TASK DIRECTIONS -
Return, unchanged, every line of the data starting at the line that contains "plait-logo-text: плайт <box>318" and ending at the line that contains "sbp-logo <box>300 188 324 214</box>", including both of those lines.

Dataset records
— BEGIN —

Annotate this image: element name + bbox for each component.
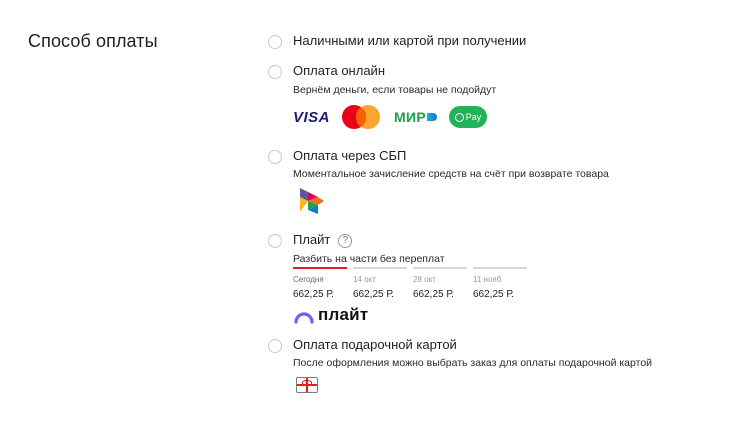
plait-logo-text: плайт <box>318 305 369 324</box>
radio-online[interactable] <box>268 65 282 79</box>
radio-sbp[interactable] <box>268 150 282 164</box>
installment-amount: 662,25 Р. <box>353 289 394 300</box>
mir-logo-text: МИР <box>394 109 426 125</box>
option-sbp-sub: Моментальное зачисление средств на счёт … <box>293 168 609 180</box>
option-online-label: Оплата онлайн <box>293 63 385 78</box>
payment-logos: VISA МИР Pay <box>293 105 487 129</box>
sberpay-logo-text: Pay <box>465 112 482 122</box>
installment-step: 28 окт 662,25 Р. <box>413 267 467 300</box>
plait-arc-icon <box>294 312 314 324</box>
mir-logo: МИР <box>394 109 437 125</box>
installment-step: Сегодня 662,25 Р. <box>293 267 347 300</box>
option-sbp-label: Оплата через СБП <box>293 148 407 163</box>
option-cash-label: Наличными или картой при получении <box>293 33 527 48</box>
installment-date: Сегодня <box>293 275 324 284</box>
installment-date: 14 окт <box>353 275 376 284</box>
sbp-logo <box>300 188 324 214</box>
radio-cash[interactable] <box>268 35 282 49</box>
radio-plait[interactable] <box>268 234 282 248</box>
sberpay-logo: Pay <box>448 106 487 128</box>
mastercard-logo <box>342 105 382 129</box>
installment-amount: 662,25 Р. <box>413 289 454 300</box>
option-gift-sub: После оформления можно выбрать заказ для… <box>293 357 653 369</box>
installment-schedule: Сегодня 662,25 Р. 14 окт 662,25 Р. 28 ок… <box>293 267 527 300</box>
installment-step: 14 окт 662,25 Р. <box>353 267 407 300</box>
installment-date: 28 окт <box>413 275 436 284</box>
gift-card-icon <box>296 377 318 393</box>
option-plait-sub: Разбить на части без переплат <box>293 253 445 265</box>
option-gift-label: Оплата подарочной картой <box>293 337 457 352</box>
visa-logo: VISA <box>293 108 331 126</box>
option-plait-label: Плайт <box>293 232 331 247</box>
radio-gift-card[interactable] <box>268 339 282 353</box>
option-plait-label-row: Плайт? <box>293 232 353 248</box>
installment-amount: 662,25 Р. <box>293 289 334 300</box>
installment-amount: 662,25 Р. <box>473 289 514 300</box>
installment-step: 11 нояб 662,25 Р. <box>473 267 527 300</box>
plait-logo: плайт <box>293 305 368 325</box>
option-online-sub: Вернём деньги, если товары не подойдут <box>293 84 497 96</box>
help-icon[interactable]: ? <box>338 233 353 248</box>
section-title: Способ оплаты <box>28 31 158 51</box>
installment-date: 11 нояб <box>473 275 502 284</box>
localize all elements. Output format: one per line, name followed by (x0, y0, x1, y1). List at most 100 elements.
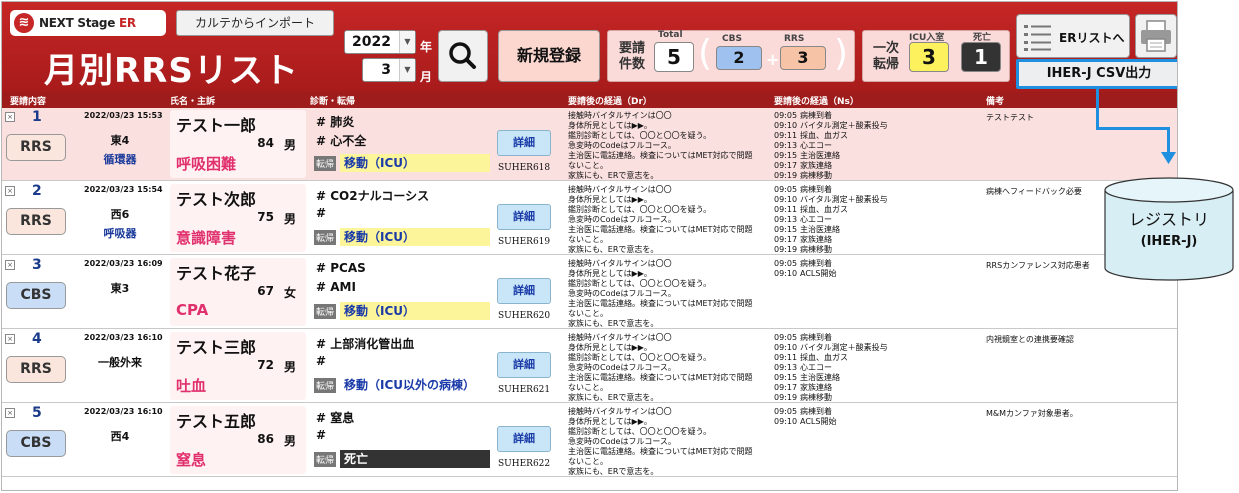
row-checkbox[interactable]: × (5, 408, 15, 418)
dr-note-line: 接触時バイタルサインは〇〇 (568, 407, 672, 416)
plus-sign: + (766, 50, 780, 69)
er-list-label: ERリストへ (1059, 31, 1125, 45)
import-from-chart-button[interactable]: カルテからインポート (176, 10, 334, 36)
ns-note-time: 09:05 (774, 407, 798, 416)
ns-note-line: 09:19 病棟移動 (774, 245, 974, 254)
table-row[interactable]: × 4 RRS 2022/03/23 16:10 一般外来 テスト三郎 72 男吐血 # 上部消… (2, 330, 1177, 403)
magnifier-icon (449, 42, 476, 69)
search-button[interactable] (438, 30, 488, 82)
registry-sublabel: (IHER-J) (1140, 234, 1198, 249)
month-select[interactable]: 3 ▼ (362, 58, 416, 82)
row-number: 2 (32, 183, 42, 199)
ns-note-line: 09:05 病棟到着 (774, 259, 974, 269)
detail-button[interactable]: 詳細 (497, 278, 551, 304)
ns-note-line: 09:19 病棟移動 (774, 393, 974, 402)
registry-database: レジストリ (IHER-J) (1103, 176, 1235, 282)
dr-note-line: ないこと。 (568, 235, 608, 244)
dr-course: 接触時バイタルサインは〇〇 身体所見としては▶▶。 鑑別診断としては、〇〇と〇〇を疑… (568, 185, 768, 254)
row-checkbox[interactable]: × (5, 260, 15, 270)
print-button[interactable] (1135, 14, 1177, 58)
dr-course: 接触時バイタルサインは〇〇 身体所見としては▶▶。 鑑別診断としては、〇〇と〇〇を疑… (568, 407, 768, 476)
patient-name: テスト一郎 (176, 116, 257, 135)
ns-note-text: 病棟到着 (800, 333, 832, 342)
ns-note-line: 09:10 ACLS開始 (774, 269, 974, 279)
patient-panel: テスト一郎 84 男呼吸困難 (170, 110, 306, 178)
detail-button[interactable]: 詳細 (497, 352, 551, 378)
patient-sex: 女 (284, 286, 297, 300)
detail-button[interactable]: 詳細 (497, 426, 551, 452)
new-entry-button[interactable]: 新規登録 (498, 30, 600, 82)
dr-note-line: 主治医に電話連絡。検査についてはMET対応で問題 (568, 373, 753, 382)
table-row[interactable]: × 2 RRS 2022/03/23 15:54 西6 呼吸器 テスト次郎 75 男意識障害 # … (2, 182, 1177, 255)
ns-note-time: 09:05 (774, 111, 798, 120)
ns-note-line: 09:05 病棟到着 (774, 185, 974, 195)
paren-close: ) (834, 33, 849, 74)
annotation-line (1096, 127, 1169, 130)
ns-note-time: 09:17 (774, 383, 798, 392)
disposition-tag: 転帰 (314, 452, 337, 467)
request-count-label: 要請 件数 (619, 41, 646, 72)
printer-icon (1141, 20, 1171, 52)
suher-id: SUHER619 (498, 237, 551, 247)
request-type-badge: RRS (6, 356, 66, 383)
year-unit: 年 (420, 40, 433, 54)
ns-note-text: 病棟移動 (800, 245, 832, 254)
diagnosis-panel: # 上部消化管出血 # 転帰 移動（ICU以外の病棟） (310, 333, 490, 400)
col-dr-course: 要請後の経過（Dr） (568, 97, 652, 107)
detail-button[interactable]: 詳細 (497, 130, 551, 156)
chief-complaint: 意識障害 (176, 229, 237, 247)
ns-note-text: 病棟到着 (800, 259, 832, 268)
ns-note-line: 09:17 家族連絡 (774, 161, 974, 171)
request-datetime: 2022/03/23 16:09 (84, 259, 163, 268)
remark: テストテスト (986, 113, 1034, 122)
ns-note-line: 09:05 病棟到着 (774, 111, 974, 121)
patient-sex: 男 (284, 138, 297, 152)
iher-csv-export-button[interactable]: IHER-J CSV出力 (1016, 59, 1177, 89)
dr-note-line: 主治医に電話連絡。検査についてはMET対応で問題 (568, 151, 753, 160)
ns-note-line: 09:10 ACLS開始 (774, 417, 974, 427)
detail-button[interactable]: 詳細 (497, 204, 551, 230)
ns-note-time: 09:11 (774, 131, 798, 140)
ns-note-time: 09:17 (774, 235, 798, 244)
diagnosis-panel: # CO2ナルコーシス # 転帰 移動（ICU） (310, 185, 490, 252)
table-row[interactable]: × 5 CBS 2022/03/23 16:10 西4 テスト五郎 86 男窒息 # 窒息 # 転… (2, 404, 1177, 477)
year-select[interactable]: 2022 ▼ (344, 30, 416, 54)
month-unit: 月 (420, 70, 433, 84)
request-count-panel: 要請 件数 Total 5 ( CBS 2 + RRS 3 ) (607, 30, 855, 82)
total-caption: Total (658, 30, 683, 40)
app-logo: ≋ NEXT Stage ER (10, 10, 166, 36)
er-list-button[interactable]: ERリストへ (1016, 14, 1130, 58)
list-icon (1024, 25, 1051, 51)
row-checkbox[interactable]: × (5, 112, 15, 122)
disposition-value: 死亡 (340, 450, 490, 468)
row-checkbox[interactable]: × (5, 186, 15, 196)
ns-note-line: 09:17 家族連絡 (774, 383, 974, 393)
ns-note-line: 09:11 採血、血ガス (774, 205, 974, 215)
col-ns-course: 要請後の経過（Ns） (774, 97, 859, 107)
dr-note-line: 鑑別診断としては、〇〇と〇〇を疑う。 (568, 131, 712, 140)
dr-note-line: 家族にも、ERで意志を。 (568, 467, 659, 476)
disposition-count-panel: 一次 転帰 ICU入室 3 死亡 1 (862, 30, 1010, 82)
ns-note-time: 09:05 (774, 185, 798, 194)
ns-note-text: 心エコー (800, 215, 832, 224)
ns-note-line: 09:13 心エコー (774, 363, 974, 373)
table-row[interactable]: × 1 RRS 2022/03/23 15:53 東4 循環器 テスト一郎 84 男呼吸困難 # … (2, 108, 1177, 181)
table-row[interactable]: × 3 CBS 2022/03/23 16:09 東3 テスト花子 67 女 CPA # PCAS… (2, 256, 1177, 329)
ns-note-text: 病棟移動 (800, 171, 832, 180)
remark: 病棟へフィードバック必要 (986, 187, 1082, 196)
ns-note-line: 09:17 家族連絡 (774, 235, 974, 245)
row-number: 4 (32, 331, 42, 347)
dr-note-line: 鑑別診断としては、〇〇と〇〇を疑う。 (568, 205, 712, 214)
ward: 西6 (110, 208, 130, 221)
patient-age: 75 (257, 210, 274, 224)
diagnosis-2: # AMI (316, 280, 356, 294)
ns-note-time: 09:19 (774, 393, 798, 402)
disposition-tag: 転帰 (314, 304, 337, 319)
rrs-count: 3 (780, 46, 826, 70)
ns-note-text: 心エコー (800, 363, 832, 372)
rrs-list-window: ≋ NEXT Stage ER カルテからインポート 月別RRSリスト 2022… (1, 1, 1178, 491)
ns-note-time: 09:05 (774, 259, 798, 268)
row-checkbox[interactable]: × (5, 334, 15, 344)
cbs-count: 2 (716, 46, 762, 70)
chevron-down-icon: ▼ (399, 31, 415, 53)
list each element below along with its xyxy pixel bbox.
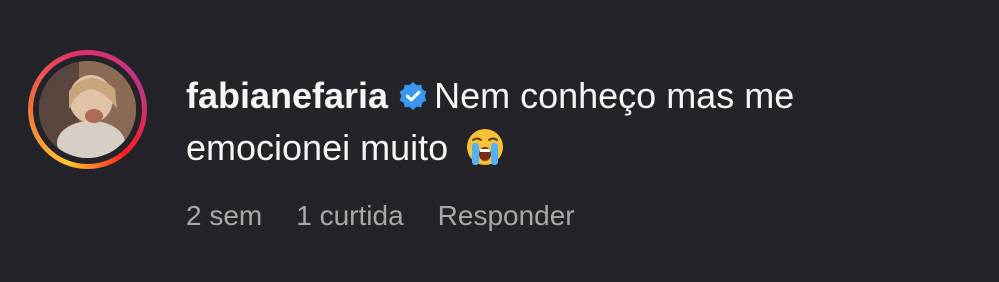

— END —

FINAL ANSWER -
plait-logo-text: плайт <box>318 305 369 324</box>
radio-online[interactable] <box>268 65 282 79</box>
radio-sbp[interactable] <box>268 150 282 164</box>
installment-amount: 662,25 Р. <box>353 289 394 300</box>
mir-logo-text: МИР <box>394 109 426 125</box>
option-sbp-sub: Моментальное зачисление средств на счёт … <box>293 168 609 180</box>
option-online-label: Оплата онлайн <box>293 63 385 78</box>
payment-logos: VISA МИР Pay <box>293 105 487 129</box>
sberpay-logo-text: Pay <box>465 112 482 122</box>
installment-step: 28 окт 662,25 Р. <box>413 267 467 300</box>
plait-arc-icon <box>294 312 314 324</box>
mir-logo: МИР <box>394 109 437 125</box>
installment-step: Сегодня 662,25 Р. <box>293 267 347 300</box>
option-sbp-label: Оплата через СБП <box>293 148 407 163</box>
option-cash-label: Наличными или картой при получении <box>293 33 527 48</box>
installment-date: Сегодня <box>293 275 324 284</box>
installment-date: 14 окт <box>353 275 376 284</box>
sbp-logo <box>300 188 324 214</box>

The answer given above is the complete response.